◆ Short task: Copy out the listing in full, exactly as written, but not its pictures.

◆ Dataset entries:
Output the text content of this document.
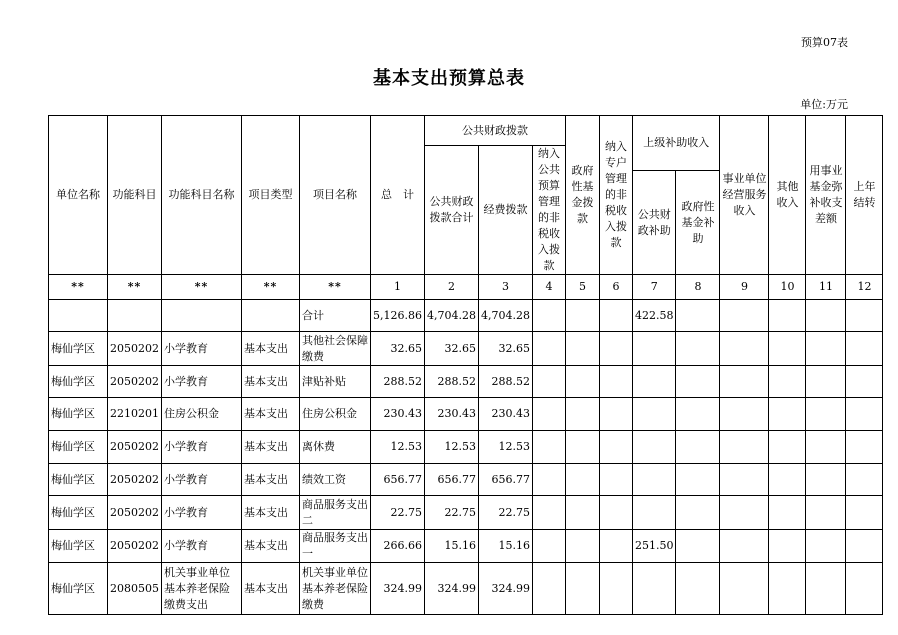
预算07表
基本支出预算总表
单位:万元
单位名称	功能科目	功能科目名称	项目类型	项目名称	总　计	公共财政拨款			政府性基金拨款	纳入专户管理的非税收入拨款	上级补助收入		事业单位经营服务收入	其他收入	用事业基金弥补收支差额	上年结转
						公共财政拨款合计	经费拨款	纳入公共预算管理的非税收入拨款								
											公共财政补助	政府性基金补助				
**	**	**	**	**	1	2	3	4	5	6	7	8	9	10	11	12
				合计	5,126.86	4,704.28	4,704.28				422.58					
梅仙学区	2050202	小学教育	基本支出	其他社会保障缴费	32.65	32.65	32.65									
梅仙学区	2050202	小学教育	基本支出	津贴补贴	288.52	288.52	288.52									
梅仙学区	2210201	住房公积金	基本支出	住房公积金	230.43	230.43	230.43									
梅仙学区	2050202	小学教育	基本支出	离休费	12.53	12.53	12.53									
梅仙学区	2050202	小学教育	基本支出	绩效工资	656.77	656.77	656.77									
梅仙学区	2050202	小学教育	基本支出	商品服务支出二	22.75	22.75	22.75									
梅仙学区	2050202	小学教育	基本支出	商品服务支出一	266.66	15.16	15.16				251.50					
梅仙学区	2080505	机关事业单位基本养老保险缴费支出	基本支出	机关事业单位基本养老保险缴费	324.99	324.99	324.99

◆ Result for this task:
Output the text content of this document.
预算07表
基本支出预算总表
单位:万元
单位名称	功能科目	功能科目名称	项目类型	项目名称	总　计	公共财政拨款			政府性基金拨款	纳入专户管理的非税收入拨款	上级补助收入		事业单位经营服务收入	其他收入	用事业基金弥补收支差额	上年结转
						公共财政拨款合计	经费拨款	纳入公共预算管理的非税收入拨款								
											公共财政补助	政府性基金补助				
**	**	**	**	**	1	2	3	4	5	6	7	8	9	10	11	12
				合计	5,126.86	4,704.28	4,704.28				422.58					
梅仙学区	2050202	小学教育	基本支出	其他社会保障缴费	32.65	32.65	32.65									
梅仙学区	2050202	小学教育	基本支出	津贴补贴	288.52	288.52	288.52									
梅仙学区	2210201	住房公积金	基本支出	住房公积金	230.43	230.43	230.43									
梅仙学区	2050202	小学教育	基本支出	离休费	12.53	12.53	12.53									
梅仙学区	2050202	小学教育	基本支出	绩效工资	656.77	656.77	656.77									
梅仙学区	2050202	小学教育	基本支出	商品服务支出二	22.75	22.75	22.75									
梅仙学区	2050202	小学教育	基本支出	商品服务支出一	266.66	15.16	15.16				251.50					
梅仙学区	2080505	机关事业单位基本养老保险缴费支出	基本支出	机关事业单位基本养老保险缴费	324.99	324.99	324.99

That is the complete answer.